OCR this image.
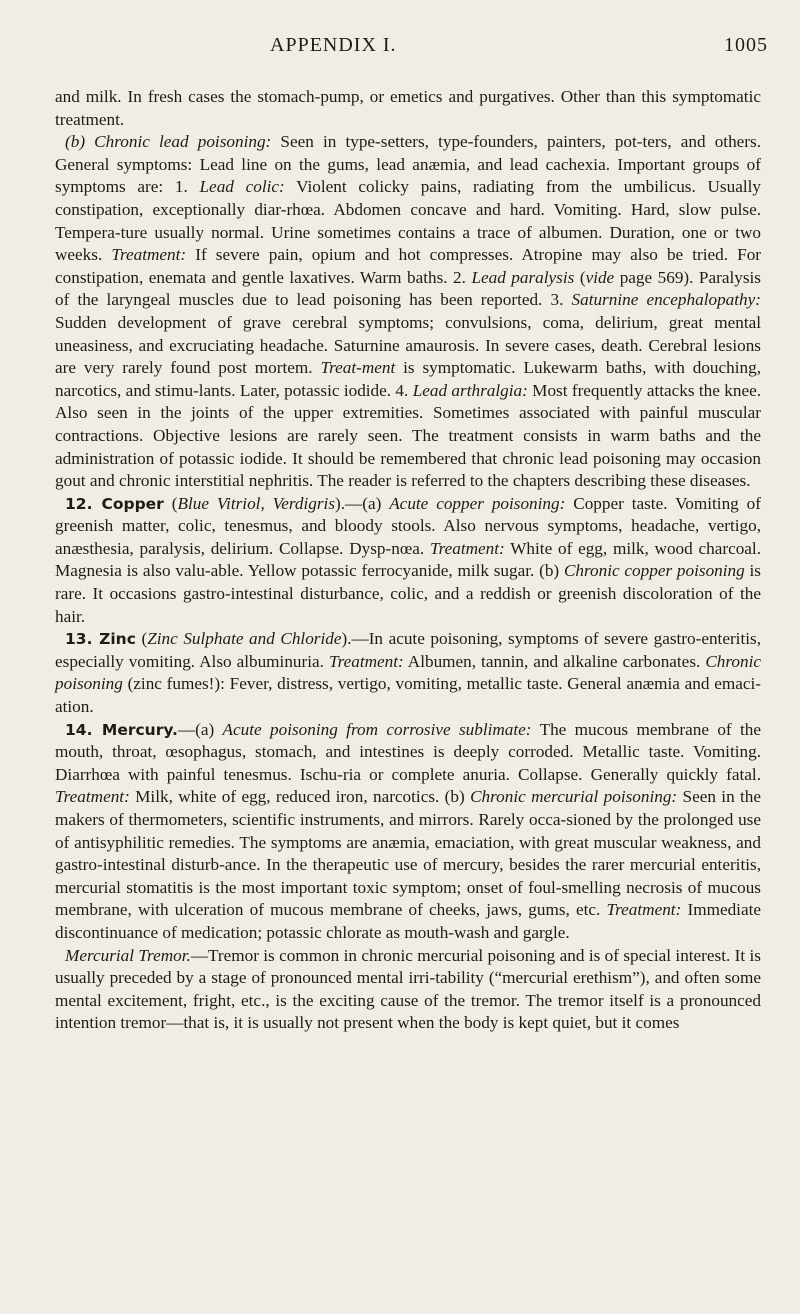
APPENDIX I.	1005

and milk. In fresh cases the stomach-pump, or emetics and purgatives. Other than this symptomatic treatment.

(b) Chronic lead poisoning: Seen in type-setters, type-founders, painters, pot-ters, and others. General symptoms: Lead line on the gums, lead anæmia, and lead cachexia. Important groups of symptoms are: 1. Lead colic: Violent colicky pains, radiating from the umbilicus. Usually constipation, exceptionally diar-rhœa. Abdomen concave and hard. Vomiting. Hard, slow pulse. Tempera-ture usually normal. Urine sometimes contains a trace of albumen. Duration, one or two weeks. Treatment: If severe pain, opium and hot compresses. Atropine may also be tried. For constipation, enemata and gentle laxatives. Warm baths. 2. Lead paralysis (vide page 569). Paralysis of the laryngeal muscles due to lead poisoning has been reported. 3. Saturnine encephalopathy: Sudden development of grave cerebral symptoms; convulsions, coma, delirium, great mental uneasiness, and excruciating headache. Saturnine amaurosis. In severe cases, death. Cerebral lesions are very rarely found post mortem. Treat-ment is symptomatic. Lukewarm baths, with douching, narcotics, and stimu-lants. Later, potassic iodide. 4. Lead arthralgia: Most frequently attacks the knee. Also seen in the joints of the upper extremities. Sometimes associated with painful muscular contractions. Objective lesions are rarely seen. The treatment consists in warm baths and the administration of potassic iodide. It should be remembered that chronic lead poisoning may occasion gout and chronic interstitial nephritis. The reader is referred to the chapters describing these diseases.

12. Copper (Blue Vitriol, Verdigris).—(a) Acute copper poisoning: Copper taste. Vomiting of greenish matter, colic, tenesmus, and bloody stools. Also nervous symptoms, headache, vertigo, anæsthesia, paralysis, delirium. Collapse. Dysp-nœa. Treatment: White of egg, milk, wood charcoal. Magnesia is also valu-able. Yellow potassic ferrocyanide, milk sugar. (b) Chronic copper poisoning is rare. It occasions gastro-intestinal disturbance, colic, and a reddish or greenish discoloration of the hair.

13. Zinc (Zinc Sulphate and Chloride).—In acute poisoning, symptoms of severe gastro-enteritis, especially vomiting. Also albuminuria. Treatment: Albumen, tannin, and alkaline carbonates. Chronic poisoning (zinc fumes!): Fever, distress, vertigo, vomiting, metallic taste. General anæmia and emaci-ation.

14. Mercury.—(a) Acute poisoning from corrosive sublimate: The mucous membrane of the mouth, throat, œsophagus, stomach, and intestines is deeply corroded. Metallic taste. Vomiting. Diarrhœa with painful tenesmus. Ischu-ria or complete anuria. Collapse. Generally quickly fatal. Treatment: Milk, white of egg, reduced iron, narcotics. (b) Chronic mercurial poisoning: Seen in the makers of thermometers, scientific instruments, and mirrors. Rarely occa-sioned by the prolonged use of antisyphilitic remedies. The symptoms are anæmia, emaciation, with great muscular weakness, and gastro-intestinal disturb-ance. In the therapeutic use of mercury, besides the rarer mercurial enteritis, mercurial stomatitis is the most important toxic symptom; onset of foul-smelling necrosis of mucous membrane, with ulceration of mucous membrane of cheeks, jaws, gums, etc. Treatment: Immediate discontinuance of medication; potassic chlorate as mouth-wash and gargle.

Mercurial Tremor.—Tremor is common in chronic mercurial poisoning and is of special interest. It is usually preceded by a stage of pronounced mental irri-tability (“mercurial erethism”), and often some mental excitement, fright, etc., is the exciting cause of the tremor. The tremor itself is a pronounced intention tremor—that is, it is usually not present when the body is kept quiet, but it comes
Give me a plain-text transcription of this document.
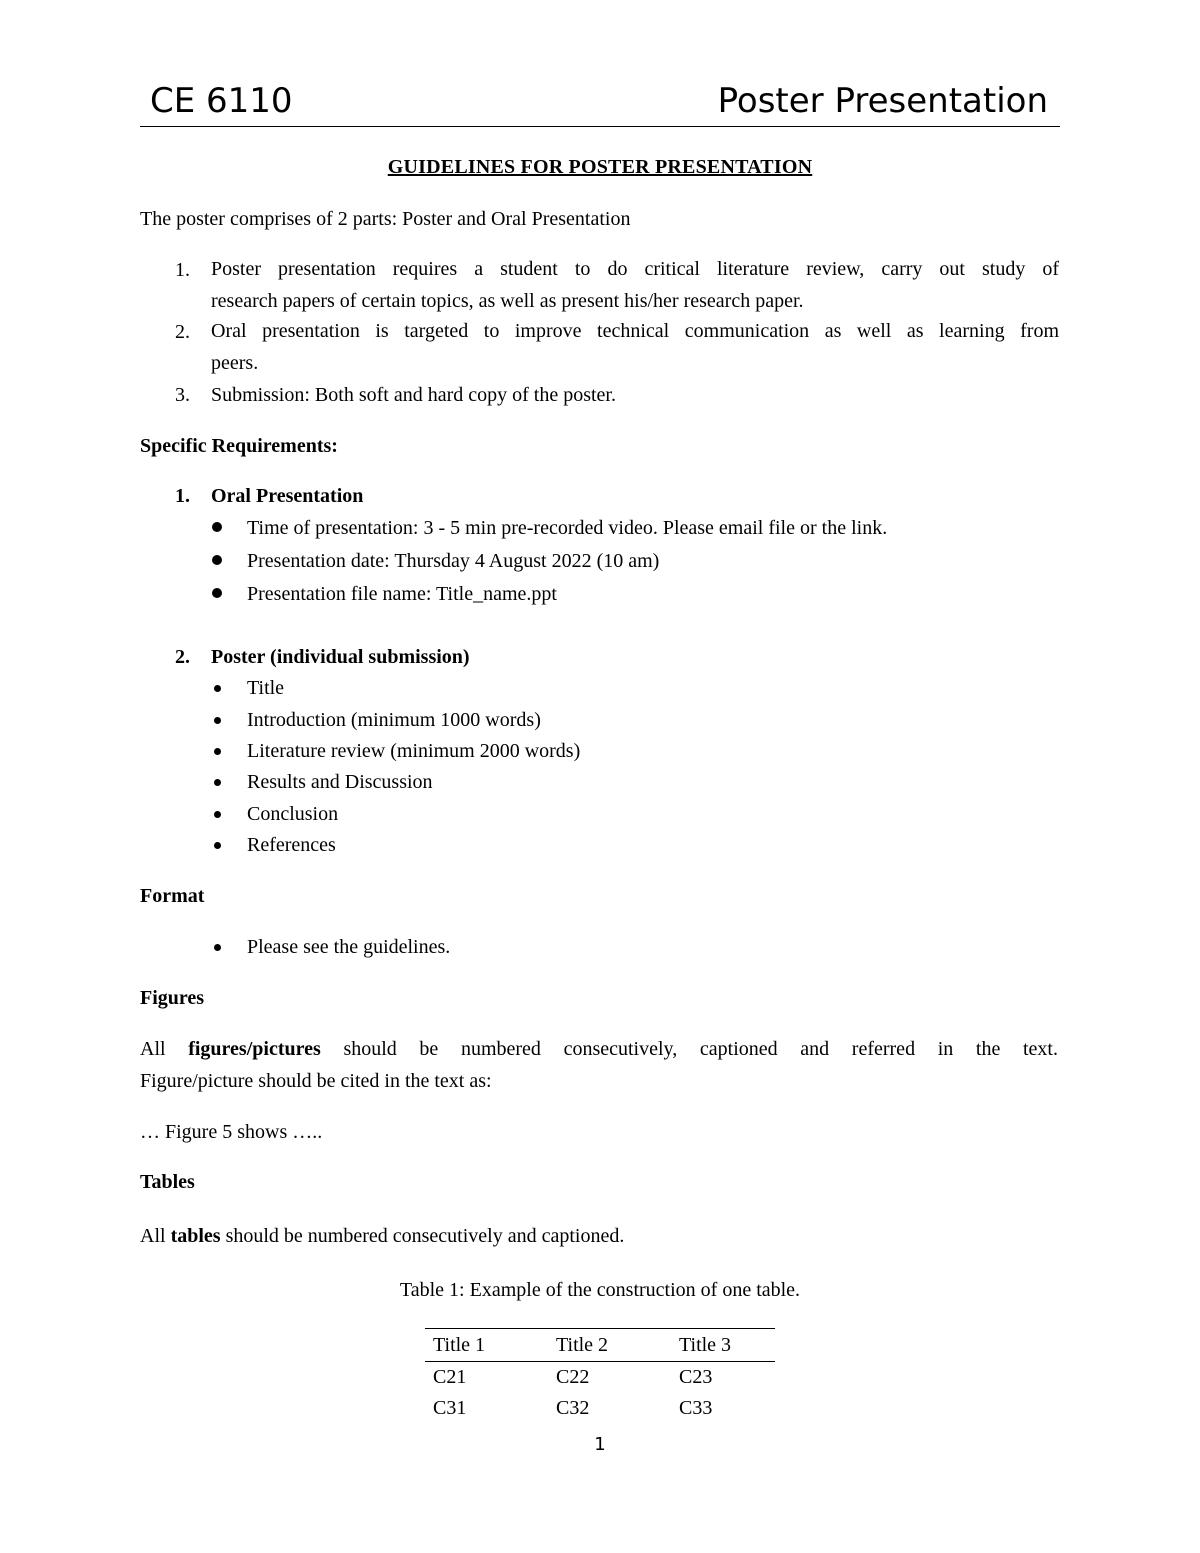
CE 6110	Poster Presentation
GUIDELINES FOR POSTER PRESENTATION
The poster comprises of 2 parts: Poster and Oral Presentation
1. Poster presentation requires a student to do critical literature review, carry out study of
research papers of certain topics, as well as present his/her research paper.
2. Oral presentation is targeted to improve technical communication as well as learning from
peers.
3. Submission: Both soft and hard copy of the poster.
Specific Requirements:
1. Oral Presentation
Time of presentation: 3 - 5 min pre-recorded video. Please email file or the link.
Presentation date: Thursday 4 August 2022 (10 am)
Presentation file name: Title_name.ppt
2. Poster (individual submission)
Title
Introduction (minimum 1000 words)
Literature review (minimum 2000 words)
Results and Discussion
Conclusion
References
Format
Please see the guidelines.
Figures
All figures/pictures should be numbered consecutively, captioned and referred in the text.
Figure/picture should be cited in the text as:
… Figure 5 shows …..
Tables
All tables should be numbered consecutively and captioned.
Table 1: Example of the construction of one table.
Title 1	Title 2	Title 3
C21	C22	C23
C31	C32	C33
1
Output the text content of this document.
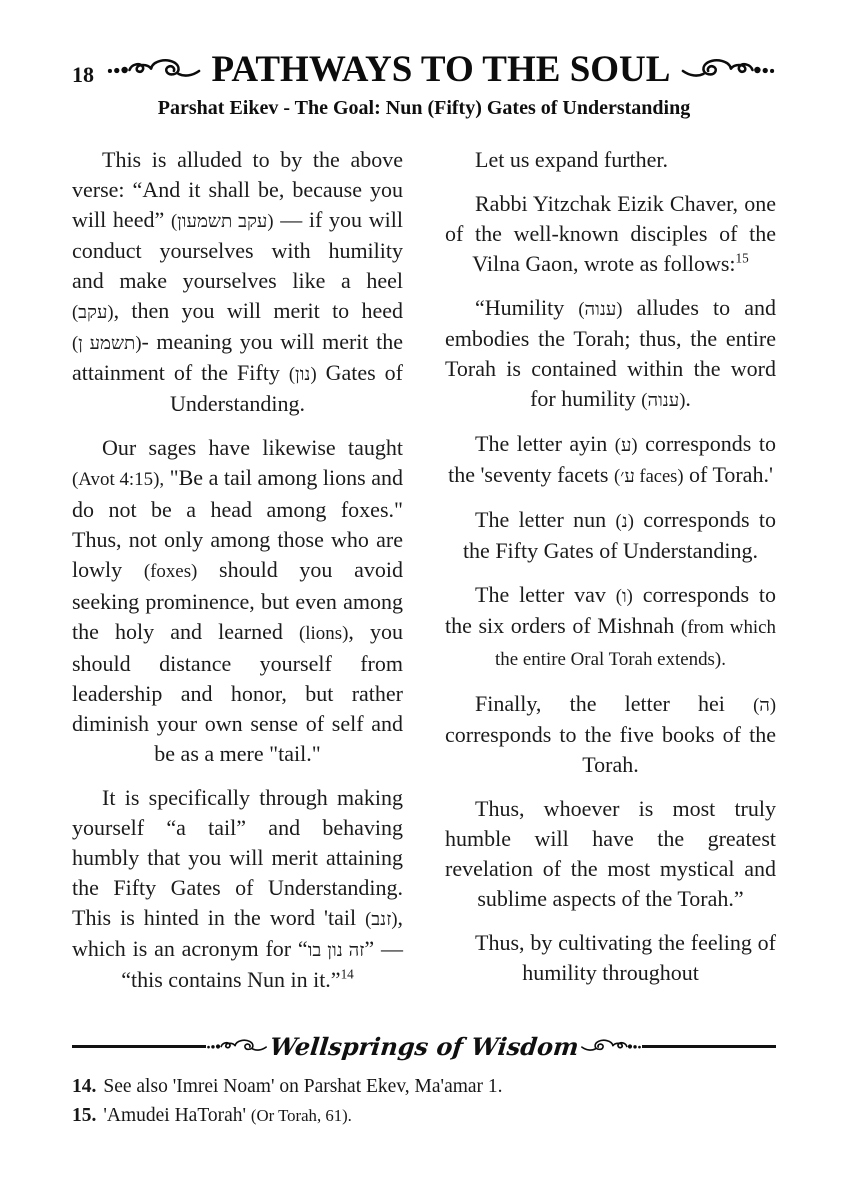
18	PATHWAYS TO THE SOUL
Parshat Eikev - The Goal: Nun (Fifty) Gates of Understanding

This is alluded to by the above verse: “And it shall be, because you will heed” (עקב תשמעון) — if you will conduct yourselves with humility and make yourselves like a heel (עקב), then you will merit to heed (תשמע ן)- meaning you will merit the attainment of the Fifty (נון) Gates of Understanding.

Our sages have likewise taught (Avot 4:15), "Be a tail among lions and do not be a head among foxes." Thus, not only among those who are lowly (foxes) should you avoid seeking prominence, but even among the holy and learned (lions), you should distance yourself from leadership and honor, but rather diminish your own sense of self and be as a mere "tail."

It is specifically through making yourself “a tail” and behaving humbly that you will merit attaining the Fifty Gates of Understanding. This is hinted in the word 'tail (זנב), which is an acronym for “זה נון בו” — “this contains Nun in it.”$^{14}$

Let us expand further.

Rabbi Yitzchak Eizik Chaver, one of the well-known disciples of the Vilna Gaon, wrote as follows:$^{15}$

“Humility (ענוה) alludes to and embodies the Torah; thus, the entire Torah is contained within the word for humility (ענוה).

The letter ayin (ע) corresponds to the 'seventy facets (ע׳ faces) of Torah.'

The letter nun (נ) corresponds to the Fifty Gates of Understanding.

The letter vav (ו) corresponds to the six orders of Mishnah (from which the entire Oral Torah extends).

Finally, the letter hei (ה) corresponds to the five books of the Torah.

Thus, whoever is most truly humble will have the greatest revelation of the most mystical and sublime aspects of the Torah.”

Thus, by cultivating the feeling of humility throughout

Wellsprings of Wisdom

14. See also 'Imrei Noam' on Parshat Ekev, Ma'amar 1.

15. 'Amudei HaTorah' (Or Torah, 61).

INSTRUCTIONS TO FOLLOW —
Check every line of the data, and copy the ones that contain "document".

IN RESPONSE —
Give me a plain-text transcription of this document.
Output the text content of this document.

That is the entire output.